Saved data entries:
## Begin

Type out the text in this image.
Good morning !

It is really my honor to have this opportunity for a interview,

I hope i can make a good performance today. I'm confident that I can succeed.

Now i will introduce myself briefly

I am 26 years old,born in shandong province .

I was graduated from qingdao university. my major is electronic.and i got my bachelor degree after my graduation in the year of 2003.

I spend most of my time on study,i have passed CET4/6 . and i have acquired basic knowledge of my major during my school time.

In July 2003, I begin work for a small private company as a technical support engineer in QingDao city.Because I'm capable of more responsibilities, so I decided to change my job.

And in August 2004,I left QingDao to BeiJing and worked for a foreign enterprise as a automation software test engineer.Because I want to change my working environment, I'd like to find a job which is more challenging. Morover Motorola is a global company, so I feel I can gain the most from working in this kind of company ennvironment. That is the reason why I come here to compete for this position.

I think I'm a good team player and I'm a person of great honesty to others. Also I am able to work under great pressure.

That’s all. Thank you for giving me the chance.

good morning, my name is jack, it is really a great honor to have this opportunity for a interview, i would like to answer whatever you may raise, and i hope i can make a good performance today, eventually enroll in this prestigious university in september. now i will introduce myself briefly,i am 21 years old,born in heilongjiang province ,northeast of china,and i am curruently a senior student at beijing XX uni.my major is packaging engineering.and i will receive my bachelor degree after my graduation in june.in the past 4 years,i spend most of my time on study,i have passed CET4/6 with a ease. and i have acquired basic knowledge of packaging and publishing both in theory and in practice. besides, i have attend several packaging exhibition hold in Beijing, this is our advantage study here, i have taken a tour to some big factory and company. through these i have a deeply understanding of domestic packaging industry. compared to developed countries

## End
## Begin

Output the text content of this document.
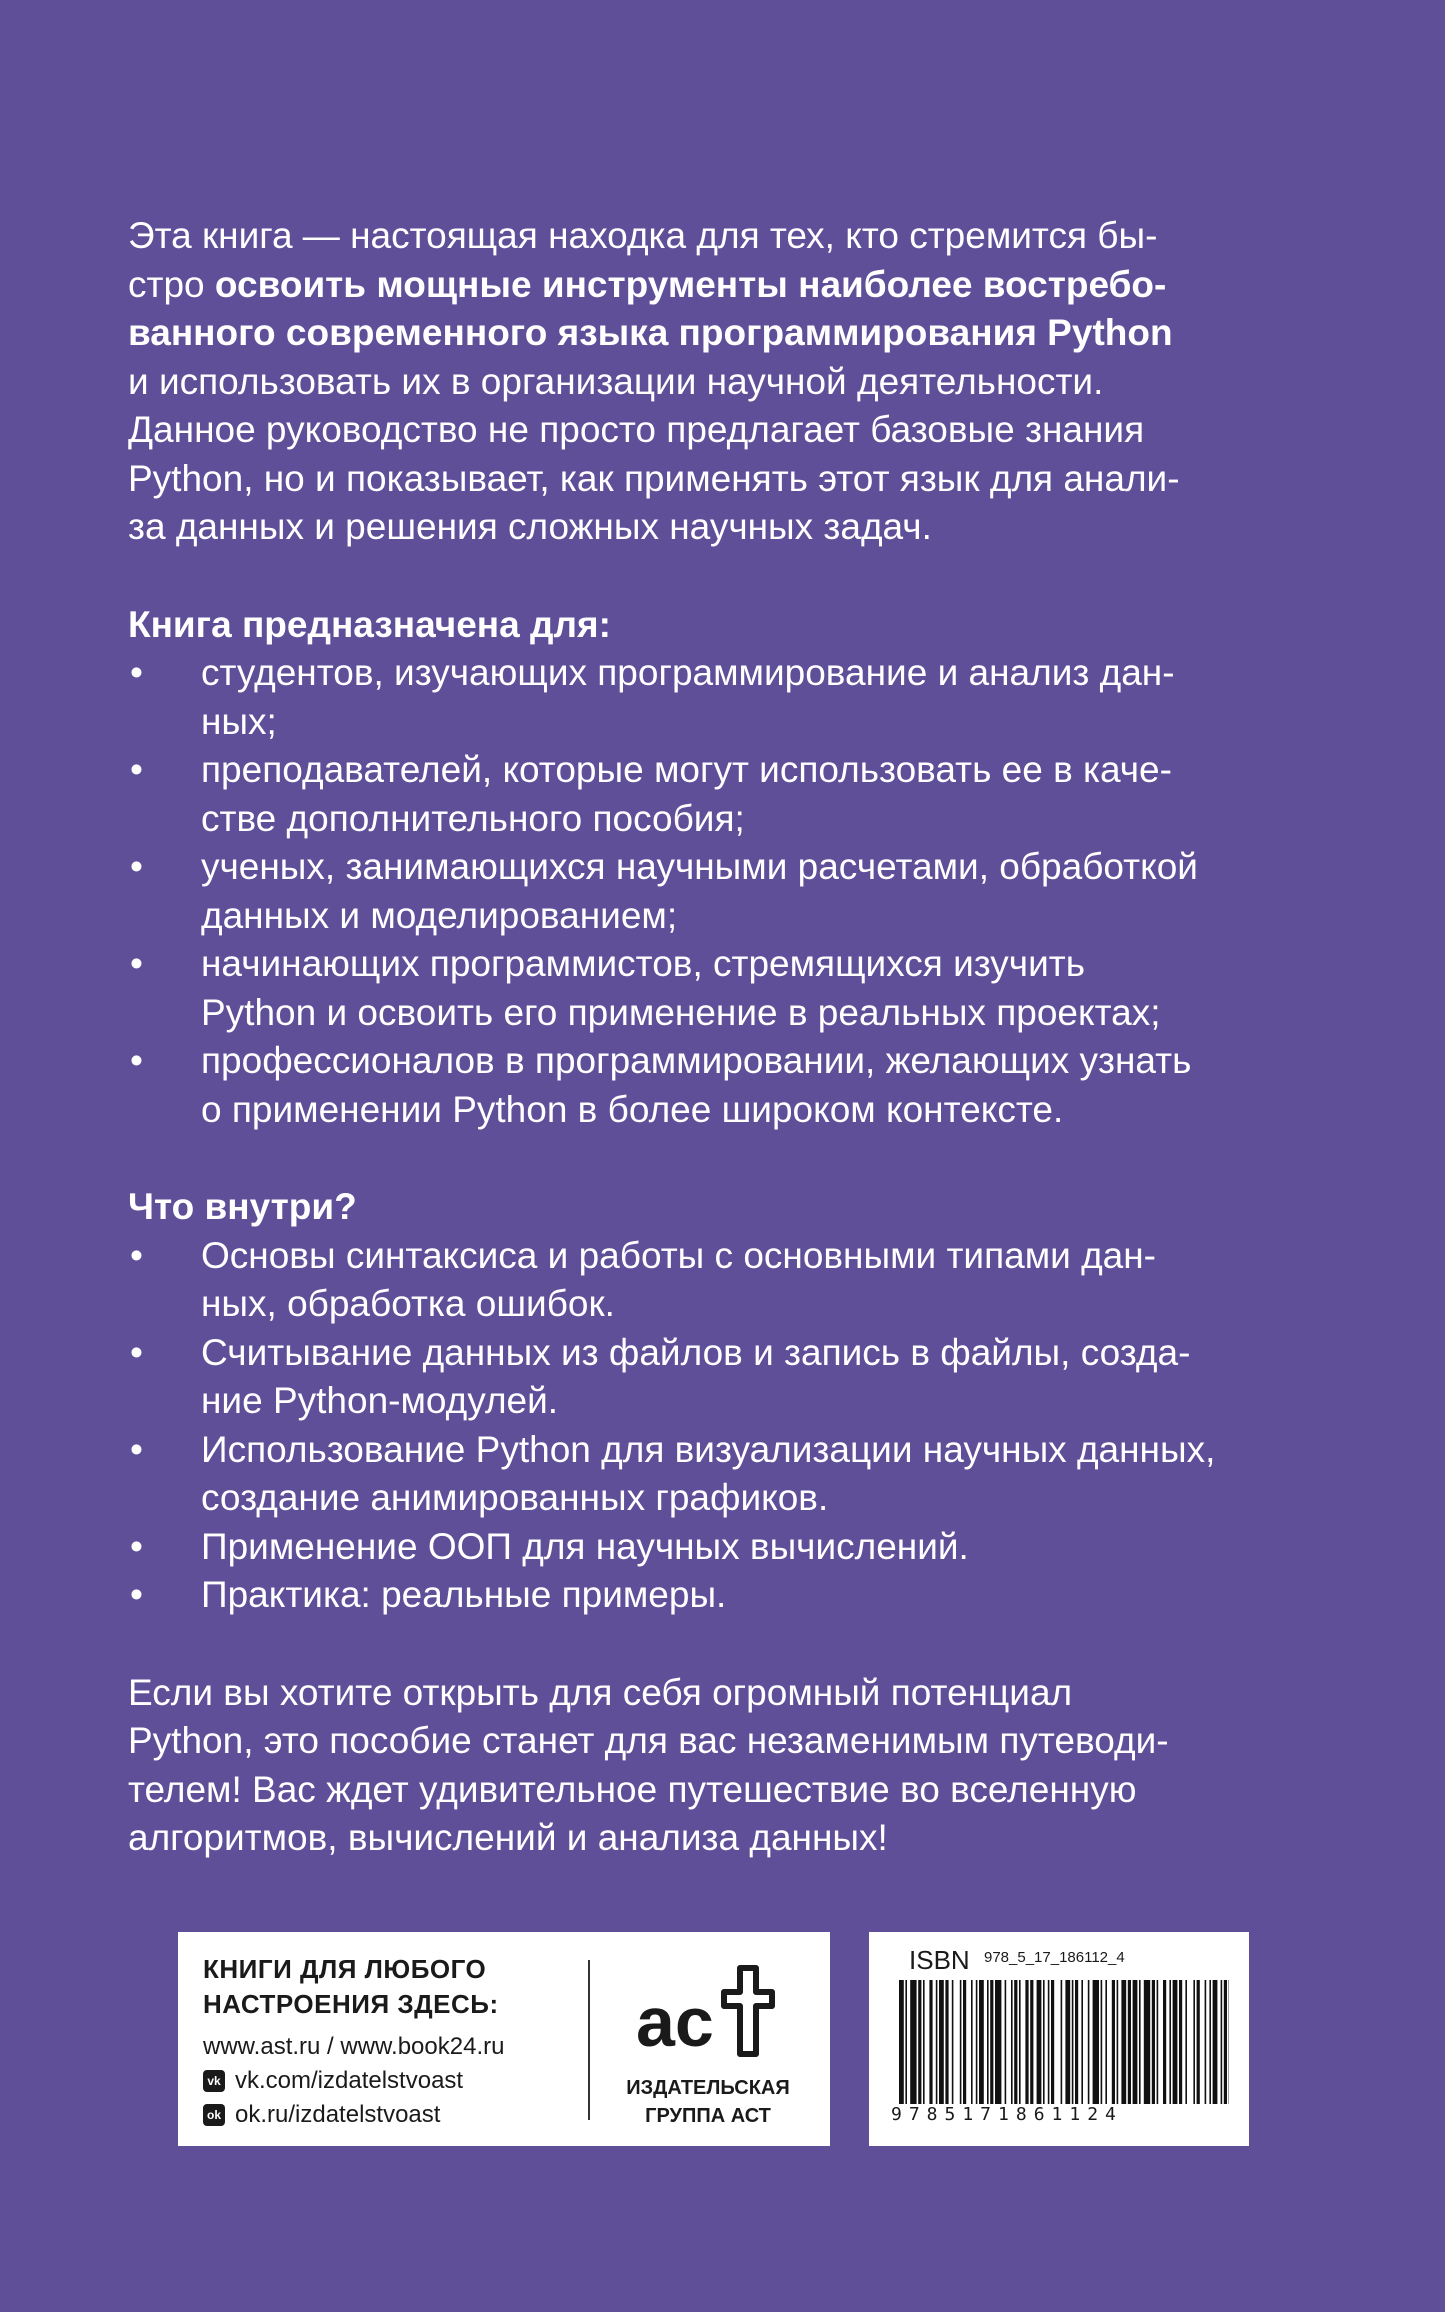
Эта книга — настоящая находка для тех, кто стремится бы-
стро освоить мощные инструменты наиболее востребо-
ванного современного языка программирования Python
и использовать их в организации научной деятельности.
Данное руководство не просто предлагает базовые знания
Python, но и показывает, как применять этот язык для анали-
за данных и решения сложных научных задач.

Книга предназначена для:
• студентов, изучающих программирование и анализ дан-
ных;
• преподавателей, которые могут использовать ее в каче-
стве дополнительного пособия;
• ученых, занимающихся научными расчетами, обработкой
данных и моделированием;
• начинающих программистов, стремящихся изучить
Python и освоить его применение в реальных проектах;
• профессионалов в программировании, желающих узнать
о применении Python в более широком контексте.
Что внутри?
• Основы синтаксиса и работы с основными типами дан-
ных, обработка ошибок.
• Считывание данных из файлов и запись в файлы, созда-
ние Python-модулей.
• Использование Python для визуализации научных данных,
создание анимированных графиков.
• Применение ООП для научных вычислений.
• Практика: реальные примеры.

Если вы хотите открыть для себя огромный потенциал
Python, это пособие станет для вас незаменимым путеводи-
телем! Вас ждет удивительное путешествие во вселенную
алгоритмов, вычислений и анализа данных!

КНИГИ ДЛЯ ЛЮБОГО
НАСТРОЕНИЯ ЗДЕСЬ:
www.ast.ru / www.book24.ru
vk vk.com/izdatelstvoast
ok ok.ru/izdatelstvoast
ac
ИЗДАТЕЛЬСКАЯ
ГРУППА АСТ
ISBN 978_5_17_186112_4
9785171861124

## End

▶ _Aim_
Only the number is wanted: how many lines of the material contain the word "text"?

▶ _Right answer_
2